Items from a dataset
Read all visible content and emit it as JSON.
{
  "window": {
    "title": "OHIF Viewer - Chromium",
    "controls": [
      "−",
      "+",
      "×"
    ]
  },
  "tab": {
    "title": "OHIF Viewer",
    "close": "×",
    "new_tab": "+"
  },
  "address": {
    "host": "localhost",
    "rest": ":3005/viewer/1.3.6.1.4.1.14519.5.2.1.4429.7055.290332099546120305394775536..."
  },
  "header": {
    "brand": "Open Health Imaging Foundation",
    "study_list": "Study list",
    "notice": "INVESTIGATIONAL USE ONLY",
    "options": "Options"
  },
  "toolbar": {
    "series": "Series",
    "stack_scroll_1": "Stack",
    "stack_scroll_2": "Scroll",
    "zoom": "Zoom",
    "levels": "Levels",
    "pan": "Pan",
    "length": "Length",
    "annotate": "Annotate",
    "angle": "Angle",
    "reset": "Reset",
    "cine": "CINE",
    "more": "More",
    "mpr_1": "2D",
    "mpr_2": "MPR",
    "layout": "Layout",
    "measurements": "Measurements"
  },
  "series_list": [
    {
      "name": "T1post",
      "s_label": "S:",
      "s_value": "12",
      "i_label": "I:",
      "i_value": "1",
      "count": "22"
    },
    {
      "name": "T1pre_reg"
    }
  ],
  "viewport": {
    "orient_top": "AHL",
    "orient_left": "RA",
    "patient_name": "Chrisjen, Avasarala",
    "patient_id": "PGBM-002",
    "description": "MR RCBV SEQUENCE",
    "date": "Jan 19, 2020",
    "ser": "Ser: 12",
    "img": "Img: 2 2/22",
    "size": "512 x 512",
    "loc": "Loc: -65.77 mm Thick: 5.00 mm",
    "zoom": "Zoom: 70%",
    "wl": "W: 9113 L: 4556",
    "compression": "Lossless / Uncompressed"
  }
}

...

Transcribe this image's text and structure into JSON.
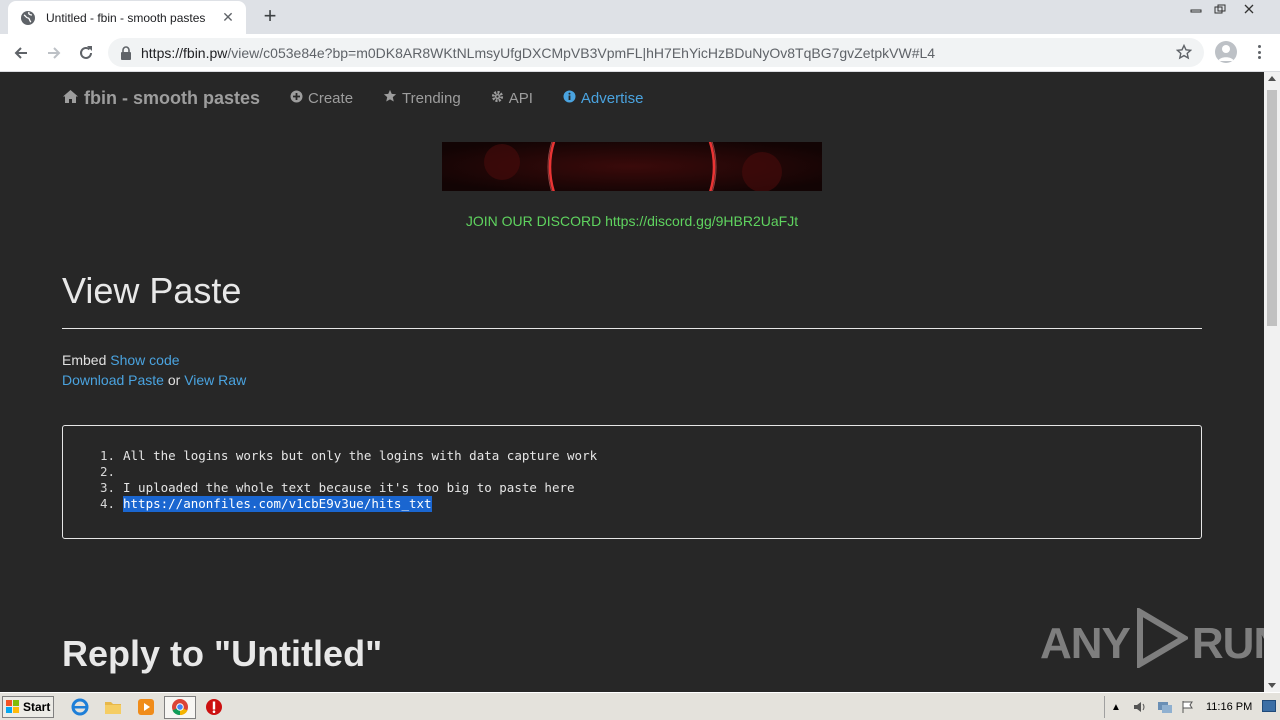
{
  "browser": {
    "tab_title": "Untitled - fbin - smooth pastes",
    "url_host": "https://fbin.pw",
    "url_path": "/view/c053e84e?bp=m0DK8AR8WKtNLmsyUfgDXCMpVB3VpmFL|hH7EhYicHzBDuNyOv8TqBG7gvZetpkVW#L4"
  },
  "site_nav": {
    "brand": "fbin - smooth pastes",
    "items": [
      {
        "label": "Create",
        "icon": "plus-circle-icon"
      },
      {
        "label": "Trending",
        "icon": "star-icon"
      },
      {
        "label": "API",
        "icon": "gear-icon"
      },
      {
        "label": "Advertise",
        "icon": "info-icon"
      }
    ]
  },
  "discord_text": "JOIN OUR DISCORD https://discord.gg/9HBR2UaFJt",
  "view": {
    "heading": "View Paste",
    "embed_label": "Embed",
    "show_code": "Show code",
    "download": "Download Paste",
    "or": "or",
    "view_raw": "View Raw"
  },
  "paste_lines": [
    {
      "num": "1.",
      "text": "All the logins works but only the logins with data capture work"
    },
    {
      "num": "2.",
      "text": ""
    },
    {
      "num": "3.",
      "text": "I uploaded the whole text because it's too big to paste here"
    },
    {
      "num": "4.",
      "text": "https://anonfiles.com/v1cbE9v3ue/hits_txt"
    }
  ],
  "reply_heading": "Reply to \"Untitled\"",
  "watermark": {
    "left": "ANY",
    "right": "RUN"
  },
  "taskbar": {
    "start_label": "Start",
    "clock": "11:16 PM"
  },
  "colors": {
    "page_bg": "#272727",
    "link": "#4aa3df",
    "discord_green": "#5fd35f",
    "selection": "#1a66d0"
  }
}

▶ [Required work] Working from the material above, state how many lines contain "brand"; give only the number.

▶ [Reply to the task] 2